Bourgeois and petty bourgeois class interests deviating supposed class traitors from correct theory and praxis should not be news to anyone who's had even a passing familiarity with woke kids on Twitter. This is what they do all day long. Unfortunately for both Cambodia and Vietnam, one of these woke kids gained control of both a communist party and an entire country.
We must secondly consider the geopolitical chessboard of the time to understand why Pol Pot received the help he did from the quarters he did.
Mao's China had been trying to assert its ideological primacy in the socialist world ever since the death of Stalin. Khrushchev's blundering denunciation of Stalin in his secret speech gave Mao the perfect excuse to begin this effort. Mao himself had class interests similar to Pol Pot's, so his motives were probably more about self-aggrandizement than ideological purity. And Khrushchev and Brezhnev were hardly paragons of socialist virtue themselves. The leadership of both sides deserved to lose, but the only real losers in this split were the workers of both China and the USSR.
The course of this Sino-Soviet split resembled the Mongol civil war, geopolitically. Mao's assertion of the ideological primacy of China carried echoes of Qubilai Khan's attempt to assert the Yuan Dynasty's control over all of the Mongol khanates. The geopolitical actions of Mao's China mirrored the geopolitical actions of Qubilai Khan's China. China's alliance with Pakistan began and matured under Mao's rule, mirroring the Toluid dynastic links between Qubilai's China and Hulegu's Il-Khanate. Mao's principal geopolitical rival was the Soviet Union, which occupied the same exact territory as the Golden Horde and the Chaghatai Khanate which opposed the Toluids in the Mongol Civil War. Mao's successors invaded Vietnam and also supported the Cham and mountain-dweller FULRO insurgency against the Vietnamese state, but both of these failed to militarily conquer the country, and friendly relations only resumed after these conflicts; Qubilai's China likewise threw failed invasion after failed invasion at Dai Viet and Champa but succeeded at last in establishing a tributary relationship.

DATASET RECORDS.
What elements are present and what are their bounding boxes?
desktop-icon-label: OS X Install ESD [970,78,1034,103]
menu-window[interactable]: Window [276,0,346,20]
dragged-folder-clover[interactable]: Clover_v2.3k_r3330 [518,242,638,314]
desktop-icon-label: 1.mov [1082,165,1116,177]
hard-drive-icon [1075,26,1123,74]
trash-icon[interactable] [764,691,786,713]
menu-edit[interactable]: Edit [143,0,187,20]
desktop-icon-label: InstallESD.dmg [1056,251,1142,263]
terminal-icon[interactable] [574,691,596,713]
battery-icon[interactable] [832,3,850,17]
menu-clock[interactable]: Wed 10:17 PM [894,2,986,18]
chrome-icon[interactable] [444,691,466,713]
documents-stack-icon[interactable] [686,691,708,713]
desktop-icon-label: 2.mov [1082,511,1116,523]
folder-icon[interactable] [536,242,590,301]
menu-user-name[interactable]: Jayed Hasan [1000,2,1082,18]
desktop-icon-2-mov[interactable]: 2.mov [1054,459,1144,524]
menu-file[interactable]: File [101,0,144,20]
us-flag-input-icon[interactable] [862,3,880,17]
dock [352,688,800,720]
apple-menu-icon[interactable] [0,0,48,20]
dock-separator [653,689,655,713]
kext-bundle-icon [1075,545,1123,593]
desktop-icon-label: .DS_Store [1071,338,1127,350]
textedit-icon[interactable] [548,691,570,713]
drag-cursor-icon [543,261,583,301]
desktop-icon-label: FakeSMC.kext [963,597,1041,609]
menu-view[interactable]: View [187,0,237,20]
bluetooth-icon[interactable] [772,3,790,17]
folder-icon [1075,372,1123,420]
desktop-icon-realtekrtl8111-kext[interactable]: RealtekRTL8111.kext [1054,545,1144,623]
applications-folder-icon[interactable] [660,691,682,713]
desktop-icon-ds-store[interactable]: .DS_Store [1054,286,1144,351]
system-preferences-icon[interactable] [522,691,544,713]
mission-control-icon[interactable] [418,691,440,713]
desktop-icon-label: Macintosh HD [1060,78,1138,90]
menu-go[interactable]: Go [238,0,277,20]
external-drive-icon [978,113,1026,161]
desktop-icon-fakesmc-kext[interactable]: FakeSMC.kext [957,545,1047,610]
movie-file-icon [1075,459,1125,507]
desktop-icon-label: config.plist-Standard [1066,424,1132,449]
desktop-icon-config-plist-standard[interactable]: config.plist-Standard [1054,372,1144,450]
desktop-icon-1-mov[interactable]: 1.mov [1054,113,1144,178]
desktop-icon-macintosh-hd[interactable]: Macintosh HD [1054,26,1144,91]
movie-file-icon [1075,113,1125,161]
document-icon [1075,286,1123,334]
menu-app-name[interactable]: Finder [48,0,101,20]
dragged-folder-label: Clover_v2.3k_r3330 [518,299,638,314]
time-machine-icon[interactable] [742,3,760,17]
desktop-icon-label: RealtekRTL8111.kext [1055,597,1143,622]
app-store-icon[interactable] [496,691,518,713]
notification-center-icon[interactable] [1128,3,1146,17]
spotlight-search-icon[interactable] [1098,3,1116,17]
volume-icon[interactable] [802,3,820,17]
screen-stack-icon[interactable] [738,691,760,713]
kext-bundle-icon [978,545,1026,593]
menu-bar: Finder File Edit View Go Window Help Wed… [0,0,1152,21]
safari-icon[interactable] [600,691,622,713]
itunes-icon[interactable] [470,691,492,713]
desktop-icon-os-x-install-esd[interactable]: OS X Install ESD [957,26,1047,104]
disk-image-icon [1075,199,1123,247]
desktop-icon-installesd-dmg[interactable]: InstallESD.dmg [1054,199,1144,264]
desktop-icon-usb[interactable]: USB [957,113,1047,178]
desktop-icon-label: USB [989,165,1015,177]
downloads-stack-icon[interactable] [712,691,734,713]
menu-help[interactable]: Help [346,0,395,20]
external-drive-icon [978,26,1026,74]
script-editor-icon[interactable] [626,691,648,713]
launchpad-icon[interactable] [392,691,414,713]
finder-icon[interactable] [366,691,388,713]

STATED PROBLEM.
Continue the passage on Pol Pot, the Sino-Soviet split, and the Mongol civil war, beginning after its final sentence.

RESPONSE BELOW.
The United States had endorsed and encouraged the Sino-Soviet split at every step of the way, as a way to weaken the Soviet Union and the larger communist bloc. The American alliance was endorsed by all of the rapidly-changing leadership in China: it began under Mao, continued under the Gang of Four, and was ratified until the present day by Deng and his successors. It only started breaking down recently, under the administrations of Xi and Trump. The Dengist "reform and opening up" began during this period of alliance. Although the reform and opening up allowed China to swiftly modernize its economy, the American alliance brought serious downsides in its foreign and domestic policy. The Cultural Revolution had weakened China, but on a fundamental level, the bourgeois arrogance of China's woke middle class of the day was similar to the bourgeois arrogance of America's modern woke middle class. Abandoning the Cultural Revolution meant abandoning its upsides of cultural equality of the countryside and cities, as well as its downsides of discouraging economic development.
The Sino-American alliance also degraded the rest of Chinese foreign policy. China's communist allies became more synthetic and rooted in the petty bourgeoisie, and China's non-communist allies became more reactionary. Pakistan suffered an outright takeover by Islamist extremists and political domination by its military and intelligence services, and this extremely chauvinist interpretation of Islam and reactionary political arrangement prevails there to this day. Albanian ultras abandoned their Chinese alliance at this stage, only to thoroughly sell out to America themselves after the Cold War as discussed earlier.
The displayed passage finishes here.